To do
Provide the records once more, identical to the original.

####################

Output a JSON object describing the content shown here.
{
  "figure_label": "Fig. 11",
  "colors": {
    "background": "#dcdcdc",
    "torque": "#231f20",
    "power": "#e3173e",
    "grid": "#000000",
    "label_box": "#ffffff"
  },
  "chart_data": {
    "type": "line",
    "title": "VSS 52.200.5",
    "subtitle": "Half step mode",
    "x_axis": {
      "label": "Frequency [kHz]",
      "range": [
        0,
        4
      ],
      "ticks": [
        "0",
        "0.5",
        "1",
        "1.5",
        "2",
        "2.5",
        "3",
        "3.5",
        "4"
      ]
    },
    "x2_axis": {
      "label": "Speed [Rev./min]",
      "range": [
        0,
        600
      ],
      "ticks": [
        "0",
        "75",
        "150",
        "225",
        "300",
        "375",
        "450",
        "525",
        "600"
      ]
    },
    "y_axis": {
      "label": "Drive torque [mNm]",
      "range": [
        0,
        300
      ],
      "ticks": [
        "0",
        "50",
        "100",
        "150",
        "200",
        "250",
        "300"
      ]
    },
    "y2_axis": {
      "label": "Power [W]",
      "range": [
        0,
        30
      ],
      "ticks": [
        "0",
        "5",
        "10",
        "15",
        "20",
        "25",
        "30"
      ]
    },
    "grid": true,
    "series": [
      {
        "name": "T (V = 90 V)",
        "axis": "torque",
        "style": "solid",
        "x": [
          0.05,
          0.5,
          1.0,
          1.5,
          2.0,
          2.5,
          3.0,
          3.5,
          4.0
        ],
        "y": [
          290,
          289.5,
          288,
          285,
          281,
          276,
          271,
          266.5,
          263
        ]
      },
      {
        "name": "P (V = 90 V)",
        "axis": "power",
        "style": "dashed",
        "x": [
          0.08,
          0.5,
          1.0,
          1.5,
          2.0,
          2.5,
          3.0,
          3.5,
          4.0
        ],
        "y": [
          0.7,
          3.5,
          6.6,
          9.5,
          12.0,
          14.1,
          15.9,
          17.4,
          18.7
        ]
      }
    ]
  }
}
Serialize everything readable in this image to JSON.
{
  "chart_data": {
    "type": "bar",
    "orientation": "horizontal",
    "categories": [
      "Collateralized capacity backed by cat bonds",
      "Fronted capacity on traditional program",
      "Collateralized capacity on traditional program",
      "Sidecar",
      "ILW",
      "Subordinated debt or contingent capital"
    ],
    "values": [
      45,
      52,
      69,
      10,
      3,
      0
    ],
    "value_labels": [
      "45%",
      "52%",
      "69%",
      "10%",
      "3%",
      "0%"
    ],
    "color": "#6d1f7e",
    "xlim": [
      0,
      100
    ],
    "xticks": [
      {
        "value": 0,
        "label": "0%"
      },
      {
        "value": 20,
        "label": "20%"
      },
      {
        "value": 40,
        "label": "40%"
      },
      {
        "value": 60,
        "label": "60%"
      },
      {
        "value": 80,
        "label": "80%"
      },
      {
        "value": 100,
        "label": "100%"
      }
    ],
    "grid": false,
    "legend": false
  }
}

####################

Finished answer
Output a JSON object describing the content shown here.
{
  "figure_label": "Fig. 11",
  "colors": {
    "background": "#dcdcdc",
    "torque": "#231f20",
    "power": "#e3173e",
    "grid": "#000000",
    "label_box": "#ffffff"
  },
  "chart_data": {
    "type": "line",
    "title": "VSS 52.200.5",
    "subtitle": "Half step mode",
    "x_axis": {
      "label": "Frequency [kHz]",
      "range": [
        0,
        4
      ],
      "ticks": [
        "0",
        "0.5",
        "1",
        "1.5",
        "2",
        "2.5",
        "3",
        "3.5",
        "4"
      ]
    },
    "x2_axis": {
      "label": "Speed [Rev./min]",
      "range": [
        0,
        600
      ],
      "ticks": [
        "0",
        "75",
        "150",
        "225",
        "300",
        "375",
        "450",
        "525",
        "600"
      ]
    },
    "y_axis": {
      "label": "Drive torque [mNm]",
      "range": [
        0,
        300
      ],
      "ticks": [
        "0",
        "50",
        "100",
        "150",
        "200",
        "250",
        "300"
      ]
    },
    "y2_axis": {
      "label": "Power [W]",
      "range": [
        0,
        30
      ],
      "ticks": [
        "0",
        "5",
        "10",
        "15",
        "20",
        "25",
        "30"
      ]
    },
    "grid": true,
    "series": [
      {
        "name": "T (V = 90 V)",
        "axis": "torque",
        "style": "solid",
        "x": [
          0.05,
          0.5,
          1.0,
          1.5,
          2.0,
          2.5,
          3.0,
          3.5,
          4.0
        ],
        "y": [
          290,
          289.5,
          288,
          285,
          281,
          276,
          271,
          266.5,
          263
        ]
      },
      {
        "name": "P (V = 90 V)",
        "axis": "power",
        "style": "dashed",
        "x": [
          0.08,
          0.5,
          1.0,
          1.5,
          2.0,
          2.5,
          3.0,
          3.5,
          4.0
        ],
        "y": [
          0.7,
          3.5,
          6.6,
          9.5,
          12.0,
          14.1,
          15.9,
          17.4,
          18.7
        ]
      }
    ]
  }
}
Serialize everything readable in this image to JSON.
{
  "chart_data": {
    "type": "bar",
    "orientation": "horizontal",
    "categories": [
      "Collateralized capacity backed by cat bonds",
      "Fronted capacity on traditional program",
      "Collateralized capacity on traditional program",
      "Sidecar",
      "ILW",
      "Subordinated debt or contingent capital"
    ],
    "values": [
      45,
      52,
      69,
      10,
      3,
      0
    ],
    "value_labels": [
      "45%",
      "52%",
      "69%",
      "10%",
      "3%",
      "0%"
    ],
    "color": "#6d1f7e",
    "xlim": [
      0,
      100
    ],
    "xticks": [
      {
        "value": 0,
        "label": "0%"
      },
      {
        "value": 20,
        "label": "20%"
      },
      {
        "value": 40,
        "label": "40%"
      },
      {
        "value": 60,
        "label": "60%"
      },
      {
        "value": 80,
        "label": "80%"
      },
      {
        "value": 100,
        "label": "100%"
      }
    ],
    "grid": false,
    "legend": false
  }
}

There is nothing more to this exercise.